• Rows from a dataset
# # #
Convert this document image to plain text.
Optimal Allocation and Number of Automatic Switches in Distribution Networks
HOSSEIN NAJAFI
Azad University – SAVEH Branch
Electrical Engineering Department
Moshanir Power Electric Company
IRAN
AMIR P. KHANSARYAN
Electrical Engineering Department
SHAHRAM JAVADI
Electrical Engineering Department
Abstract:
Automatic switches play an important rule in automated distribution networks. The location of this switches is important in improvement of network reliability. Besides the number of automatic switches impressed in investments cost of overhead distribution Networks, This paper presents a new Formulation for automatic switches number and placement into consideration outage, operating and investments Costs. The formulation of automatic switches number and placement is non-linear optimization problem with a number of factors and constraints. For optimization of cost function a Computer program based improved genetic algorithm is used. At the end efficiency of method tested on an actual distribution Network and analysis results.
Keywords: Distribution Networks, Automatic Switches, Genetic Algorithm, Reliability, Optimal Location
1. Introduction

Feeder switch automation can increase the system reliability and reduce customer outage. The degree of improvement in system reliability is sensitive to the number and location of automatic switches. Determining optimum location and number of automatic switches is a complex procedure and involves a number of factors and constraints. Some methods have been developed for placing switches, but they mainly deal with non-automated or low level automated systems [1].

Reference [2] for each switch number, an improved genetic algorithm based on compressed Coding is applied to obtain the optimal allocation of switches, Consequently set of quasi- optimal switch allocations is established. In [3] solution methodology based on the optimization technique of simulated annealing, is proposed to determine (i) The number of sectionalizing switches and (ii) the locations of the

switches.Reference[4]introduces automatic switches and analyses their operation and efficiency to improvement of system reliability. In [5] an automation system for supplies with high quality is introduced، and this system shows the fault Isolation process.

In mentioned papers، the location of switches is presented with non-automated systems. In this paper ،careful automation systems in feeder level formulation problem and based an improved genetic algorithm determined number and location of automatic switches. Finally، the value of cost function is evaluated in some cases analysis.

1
# # #
Write out each line of the data above again, exactly as given.

• Complete response
Convert this document image to plain text.
Optimal Allocation and Number of Automatic Switches in Distribution Networks
HOSSEIN NAJAFI
Azad University – SAVEH Branch
Electrical Engineering Department
Moshanir Power Electric Company
IRAN
AMIR P. KHANSARYAN
Electrical Engineering Department
SHAHRAM JAVADI
Electrical Engineering Department
Abstract:
Automatic switches play an important rule in automated distribution networks. The location of this switches is important in improvement of network reliability. Besides the number of automatic switches impressed in investments cost of overhead distribution Networks, This paper presents a new Formulation for automatic switches number and placement into consideration outage, operating and investments Costs. The formulation of automatic switches number and placement is non-linear optimization problem with a number of factors and constraints. For optimization of cost function a Computer program based improved genetic algorithm is used. At the end efficiency of method tested on an actual distribution Network and analysis results.
Keywords: Distribution Networks, Automatic Switches, Genetic Algorithm, Reliability, Optimal Location
1. Introduction

Feeder switch automation can increase the system reliability and reduce customer outage. The degree of improvement in system reliability is sensitive to the number and location of automatic switches. Determining optimum location and number of automatic switches is a complex procedure and involves a number of factors and constraints. Some methods have been developed for placing switches, but they mainly deal with non-automated or low level automated systems [1].

Reference [2] for each switch number, an improved genetic algorithm based on compressed Coding is applied to obtain the optimal allocation of switches, Consequently set of quasi- optimal switch allocations is established. In [3] solution methodology based on the optimization technique of simulated annealing, is proposed to determine (i) The number of sectionalizing switches and (ii) the locations of the

switches.Reference[4]introduces automatic switches and analyses their operation and efficiency to improvement of system reliability. In [5] an automation system for supplies with high quality is introduced، and this system shows the fault Isolation process.

In mentioned papers، the location of switches is presented with non-automated systems. In this paper ،careful automation systems in feeder level formulation problem and based an improved genetic algorithm determined number and location of automatic switches. Finally، the value of cost function is evaluated in some cases analysis.

1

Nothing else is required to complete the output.